**Do this**
Scan the lines below for the string "text" and copy every one that has it.

**Data excerpts**
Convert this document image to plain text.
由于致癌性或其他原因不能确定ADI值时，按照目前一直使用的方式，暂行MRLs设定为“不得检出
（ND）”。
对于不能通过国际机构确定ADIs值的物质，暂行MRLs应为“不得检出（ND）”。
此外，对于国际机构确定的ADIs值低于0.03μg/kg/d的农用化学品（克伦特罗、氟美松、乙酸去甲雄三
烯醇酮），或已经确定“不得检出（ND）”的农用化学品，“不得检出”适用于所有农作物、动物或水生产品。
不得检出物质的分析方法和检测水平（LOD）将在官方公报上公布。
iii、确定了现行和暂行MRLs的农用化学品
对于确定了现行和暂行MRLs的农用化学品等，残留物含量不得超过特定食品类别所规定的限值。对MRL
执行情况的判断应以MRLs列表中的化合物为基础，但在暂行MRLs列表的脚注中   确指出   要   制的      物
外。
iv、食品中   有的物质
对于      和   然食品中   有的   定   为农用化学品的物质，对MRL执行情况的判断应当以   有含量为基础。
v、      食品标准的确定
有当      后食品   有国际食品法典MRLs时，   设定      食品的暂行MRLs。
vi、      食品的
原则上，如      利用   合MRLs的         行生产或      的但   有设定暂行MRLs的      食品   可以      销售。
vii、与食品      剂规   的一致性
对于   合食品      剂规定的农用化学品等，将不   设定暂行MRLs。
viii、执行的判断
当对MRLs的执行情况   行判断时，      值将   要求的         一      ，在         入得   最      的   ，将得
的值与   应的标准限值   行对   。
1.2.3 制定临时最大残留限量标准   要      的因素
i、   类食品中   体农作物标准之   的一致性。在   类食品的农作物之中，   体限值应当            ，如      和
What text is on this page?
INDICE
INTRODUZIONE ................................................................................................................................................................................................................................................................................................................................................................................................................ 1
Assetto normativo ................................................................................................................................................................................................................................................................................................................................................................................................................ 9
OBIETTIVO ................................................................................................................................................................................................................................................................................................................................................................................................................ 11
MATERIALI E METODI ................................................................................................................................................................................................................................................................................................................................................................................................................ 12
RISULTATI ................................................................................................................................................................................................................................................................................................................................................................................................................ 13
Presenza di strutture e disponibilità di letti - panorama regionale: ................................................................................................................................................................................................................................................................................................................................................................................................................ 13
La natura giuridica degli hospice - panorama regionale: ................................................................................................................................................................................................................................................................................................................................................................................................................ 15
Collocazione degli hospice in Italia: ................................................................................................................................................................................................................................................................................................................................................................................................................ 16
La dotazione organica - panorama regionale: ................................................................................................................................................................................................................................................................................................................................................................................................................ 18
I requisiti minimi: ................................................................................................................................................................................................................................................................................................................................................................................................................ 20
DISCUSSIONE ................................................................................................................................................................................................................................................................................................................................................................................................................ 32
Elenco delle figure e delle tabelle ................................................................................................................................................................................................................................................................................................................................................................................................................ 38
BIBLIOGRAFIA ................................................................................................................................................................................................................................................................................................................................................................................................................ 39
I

**Problem solution**
Convert this document image to plain text.
What text is on this page?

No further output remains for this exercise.